> [Source material]
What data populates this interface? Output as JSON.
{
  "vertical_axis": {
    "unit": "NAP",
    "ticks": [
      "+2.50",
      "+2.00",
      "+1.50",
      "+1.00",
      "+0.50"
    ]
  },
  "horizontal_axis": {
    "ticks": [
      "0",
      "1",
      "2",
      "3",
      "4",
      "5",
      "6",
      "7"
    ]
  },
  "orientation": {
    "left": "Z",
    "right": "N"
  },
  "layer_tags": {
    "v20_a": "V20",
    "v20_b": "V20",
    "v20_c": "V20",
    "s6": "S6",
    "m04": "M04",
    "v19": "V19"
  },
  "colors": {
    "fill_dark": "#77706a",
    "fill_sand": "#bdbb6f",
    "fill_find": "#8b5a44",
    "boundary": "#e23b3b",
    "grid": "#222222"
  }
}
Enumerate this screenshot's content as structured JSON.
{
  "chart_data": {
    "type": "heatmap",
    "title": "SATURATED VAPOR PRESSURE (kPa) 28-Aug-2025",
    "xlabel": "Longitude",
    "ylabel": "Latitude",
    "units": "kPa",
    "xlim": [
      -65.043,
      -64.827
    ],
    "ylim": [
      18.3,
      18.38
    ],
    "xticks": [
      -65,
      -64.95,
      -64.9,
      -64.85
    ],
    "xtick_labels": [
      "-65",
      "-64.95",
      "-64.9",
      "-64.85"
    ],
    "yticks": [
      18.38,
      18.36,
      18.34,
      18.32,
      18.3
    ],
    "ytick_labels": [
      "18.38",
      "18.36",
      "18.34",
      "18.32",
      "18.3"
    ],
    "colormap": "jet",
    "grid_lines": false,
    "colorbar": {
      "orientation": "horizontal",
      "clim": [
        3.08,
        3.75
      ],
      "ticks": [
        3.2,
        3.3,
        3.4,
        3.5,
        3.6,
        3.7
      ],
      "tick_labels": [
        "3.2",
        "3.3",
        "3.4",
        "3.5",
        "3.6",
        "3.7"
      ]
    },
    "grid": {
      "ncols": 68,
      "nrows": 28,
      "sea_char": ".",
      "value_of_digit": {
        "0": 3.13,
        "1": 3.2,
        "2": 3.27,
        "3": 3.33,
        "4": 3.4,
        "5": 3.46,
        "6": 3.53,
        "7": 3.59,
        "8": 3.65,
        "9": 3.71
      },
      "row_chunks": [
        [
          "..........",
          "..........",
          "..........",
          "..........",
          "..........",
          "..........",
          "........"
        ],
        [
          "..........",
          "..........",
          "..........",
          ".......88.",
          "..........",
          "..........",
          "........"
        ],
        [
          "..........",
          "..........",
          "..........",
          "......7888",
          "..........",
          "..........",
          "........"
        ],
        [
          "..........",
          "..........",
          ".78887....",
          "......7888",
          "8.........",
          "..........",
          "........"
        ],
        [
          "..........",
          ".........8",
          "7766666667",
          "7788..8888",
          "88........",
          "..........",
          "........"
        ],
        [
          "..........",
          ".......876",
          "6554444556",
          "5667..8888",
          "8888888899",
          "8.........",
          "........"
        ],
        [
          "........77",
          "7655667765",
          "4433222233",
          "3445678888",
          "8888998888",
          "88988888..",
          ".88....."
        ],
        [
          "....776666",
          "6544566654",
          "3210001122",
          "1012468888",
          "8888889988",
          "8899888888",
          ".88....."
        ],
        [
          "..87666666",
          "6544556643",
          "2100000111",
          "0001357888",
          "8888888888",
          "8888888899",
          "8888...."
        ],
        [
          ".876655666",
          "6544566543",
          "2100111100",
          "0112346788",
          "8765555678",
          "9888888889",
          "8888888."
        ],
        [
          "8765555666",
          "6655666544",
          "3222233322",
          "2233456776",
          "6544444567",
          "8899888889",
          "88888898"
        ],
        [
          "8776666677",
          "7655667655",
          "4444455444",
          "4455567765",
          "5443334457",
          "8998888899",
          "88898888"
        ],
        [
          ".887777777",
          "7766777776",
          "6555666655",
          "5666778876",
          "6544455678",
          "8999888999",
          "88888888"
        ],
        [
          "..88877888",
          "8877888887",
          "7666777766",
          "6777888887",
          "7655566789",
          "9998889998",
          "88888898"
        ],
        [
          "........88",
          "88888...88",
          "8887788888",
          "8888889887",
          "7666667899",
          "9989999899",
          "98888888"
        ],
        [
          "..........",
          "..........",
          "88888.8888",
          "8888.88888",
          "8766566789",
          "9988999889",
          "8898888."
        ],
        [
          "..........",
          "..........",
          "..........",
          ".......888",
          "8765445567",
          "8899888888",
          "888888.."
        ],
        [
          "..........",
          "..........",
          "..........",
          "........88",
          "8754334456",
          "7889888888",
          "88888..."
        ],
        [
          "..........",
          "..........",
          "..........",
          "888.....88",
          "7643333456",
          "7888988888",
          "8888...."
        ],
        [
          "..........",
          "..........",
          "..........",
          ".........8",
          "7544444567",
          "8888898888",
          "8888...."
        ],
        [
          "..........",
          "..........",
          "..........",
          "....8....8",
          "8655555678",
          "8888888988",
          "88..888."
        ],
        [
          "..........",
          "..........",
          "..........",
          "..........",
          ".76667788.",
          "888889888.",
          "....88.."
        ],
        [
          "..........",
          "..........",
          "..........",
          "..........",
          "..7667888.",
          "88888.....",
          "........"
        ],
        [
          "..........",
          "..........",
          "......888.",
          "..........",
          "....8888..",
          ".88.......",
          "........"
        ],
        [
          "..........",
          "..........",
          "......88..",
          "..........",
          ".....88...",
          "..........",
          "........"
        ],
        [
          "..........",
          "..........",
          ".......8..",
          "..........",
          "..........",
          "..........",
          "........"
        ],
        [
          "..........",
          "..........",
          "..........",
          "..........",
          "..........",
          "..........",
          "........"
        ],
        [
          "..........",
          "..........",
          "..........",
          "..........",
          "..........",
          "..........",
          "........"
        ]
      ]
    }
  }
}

> [Task to carry out]
Extract every entry in the listing word for word.

> [Worked solution]
What data populates this interface? Output as JSON.
{
  "vertical_axis": {
    "unit": "NAP",
    "ticks": [
      "+2.50",
      "+2.00",
      "+1.50",
      "+1.00",
      "+0.50"
    ]
  },
  "horizontal_axis": {
    "ticks": [
      "0",
      "1",
      "2",
      "3",
      "4",
      "5",
      "6",
      "7"
    ]
  },
  "orientation": {
    "left": "Z",
    "right": "N"
  },
  "layer_tags": {
    "v20_a": "V20",
    "v20_b": "V20",
    "v20_c": "V20",
    "s6": "S6",
    "m04": "M04",
    "v19": "V19"
  },
  "colors": {
    "fill_dark": "#77706a",
    "fill_sand": "#bdbb6f",
    "fill_find": "#8b5a44",
    "boundary": "#e23b3b",
    "grid": "#222222"
  }
}
Enumerate this screenshot's content as structured JSON.
{
  "chart_data": {
    "type": "heatmap",
    "title": "SATURATED VAPOR PRESSURE (kPa) 28-Aug-2025",
    "xlabel": "Longitude",
    "ylabel": "Latitude",
    "units": "kPa",
    "xlim": [
      -65.043,
      -64.827
    ],
    "ylim": [
      18.3,
      18.38
    ],
    "xticks": [
      -65,
      -64.95,
      -64.9,
      -64.85
    ],
    "xtick_labels": [
      "-65",
      "-64.95",
      "-64.9",
      "-64.85"
    ],
    "yticks": [
      18.38,
      18.36,
      18.34,
      18.32,
      18.3
    ],
    "ytick_labels": [
      "18.38",
      "18.36",
      "18.34",
      "18.32",
      "18.3"
    ],
    "colormap": "jet",
    "grid_lines": false,
    "colorbar": {
      "orientation": "horizontal",
      "clim": [
        3.08,
        3.75
      ],
      "ticks": [
        3.2,
        3.3,
        3.4,
        3.5,
        3.6,
        3.7
      ],
      "tick_labels": [
        "3.2",
        "3.3",
        "3.4",
        "3.5",
        "3.6",
        "3.7"
      ]
    },
    "grid": {
      "ncols": 68,
      "nrows": 28,
      "sea_char": ".",
      "value_of_digit": {
        "0": 3.13,
        "1": 3.2,
        "2": 3.27,
        "3": 3.33,
        "4": 3.4,
        "5": 3.46,
        "6": 3.53,
        "7": 3.59,
        "8": 3.65,
        "9": 3.71
      },
      "row_chunks": [
        [
          "..........",
          "..........",
          "..........",
          "..........",
          "..........",
          "..........",
          "........"
        ],
        [
          "..........",
          "..........",
          "..........",
          ".......88.",
          "..........",
          "..........",
          "........"
        ],
        [
          "..........",
          "..........",
          "..........",
          "......7888",
          "..........",
          "..........",
          "........"
        ],
        [
          "..........",
          "..........",
          ".78887....",
          "......7888",
          "8.........",
          "..........",
          "........"
        ],
        [
          "..........",
          ".........8",
          "7766666667",
          "7788..8888",
          "88........",
          "..........",
          "........"
        ],
        [
          "..........",
          ".......876",
          "6554444556",
          "5667..8888",
          "8888888899",
          "8.........",
          "........"
        ],
        [
          "........77",
          "7655667765",
          "4433222233",
          "3445678888",
          "8888998888",
          "88988888..",
          ".88....."
        ],
        [
          "....776666",
          "6544566654",
          "3210001122",
          "1012468888",
          "8888889988",
          "8899888888",
          ".88....."
        ],
        [
          "..87666666",
          "6544556643",
          "2100000111",
          "0001357888",
          "8888888888",
          "8888888899",
          "8888...."
        ],
        [
          ".876655666",
          "6544566543",
          "2100111100",
          "0112346788",
          "8765555678",
          "9888888889",
          "8888888."
        ],
        [
          "8765555666",
          "6655666544",
          "3222233322",
          "2233456776",
          "6544444567",
          "8899888889",
          "88888898"
        ],
        [
          "8776666677",
          "7655667655",
          "4444455444",
          "4455567765",
          "5443334457",
          "8998888899",
          "88898888"
        ],
        [
          ".887777777",
          "7766777776",
          "6555666655",
          "5666778876",
          "6544455678",
          "8999888999",
          "88888888"
        ],
        [
          "..88877888",
          "8877888887",
          "7666777766",
          "6777888887",
          "7655566789",
          "9998889998",
          "88888898"
        ],
        [
          "........88",
          "88888...88",
          "8887788888",
          "8888889887",
          "7666667899",
          "9989999899",
          "98888888"
        ],
        [
          "..........",
          "..........",
          "88888.8888",
          "8888.88888",
          "8766566789",
          "9988999889",
          "8898888."
        ],
        [
          "..........",
          "..........",
          "..........",
          ".......888",
          "8765445567",
          "8899888888",
          "888888.."
        ],
        [
          "..........",
          "..........",
          "..........",
          "........88",
          "8754334456",
          "7889888888",
          "88888..."
        ],
        [
          "..........",
          "..........",
          "..........",
          "888.....88",
          "7643333456",
          "7888988888",
          "8888...."
        ],
        [
          "..........",
          "..........",
          "..........",
          ".........8",
          "7544444567",
          "8888898888",
          "8888...."
        ],
        [
          "..........",
          "..........",
          "..........",
          "....8....8",
          "8655555678",
          "8888888988",
          "88..888."
        ],
        [
          "..........",
          "..........",
          "..........",
          "..........",
          ".76667788.",
          "888889888.",
          "....88.."
        ],
        [
          "..........",
          "..........",
          "..........",
          "..........",
          "..7667888.",
          "88888.....",
          "........"
        ],
        [
          "..........",
          "..........",
          "......888.",
          "..........",
          "....8888..",
          ".88.......",
          "........"
        ],
        [
          "..........",
          "..........",
          "......88..",
          "..........",
          ".....88...",
          "..........",
          "........"
        ],
        [
          "..........",
          "..........",
          ".......8..",
          "..........",
          "..........",
          "..........",
          "........"
        ],
        [
          "..........",
          "..........",
          "..........",
          "..........",
          "..........",
          "..........",
          "........"
        ],
        [
          "..........",
          "..........",
          "..........",
          "..........",
          "..........",
          "..........",
          "........"
        ]
      ]
    }
  }
}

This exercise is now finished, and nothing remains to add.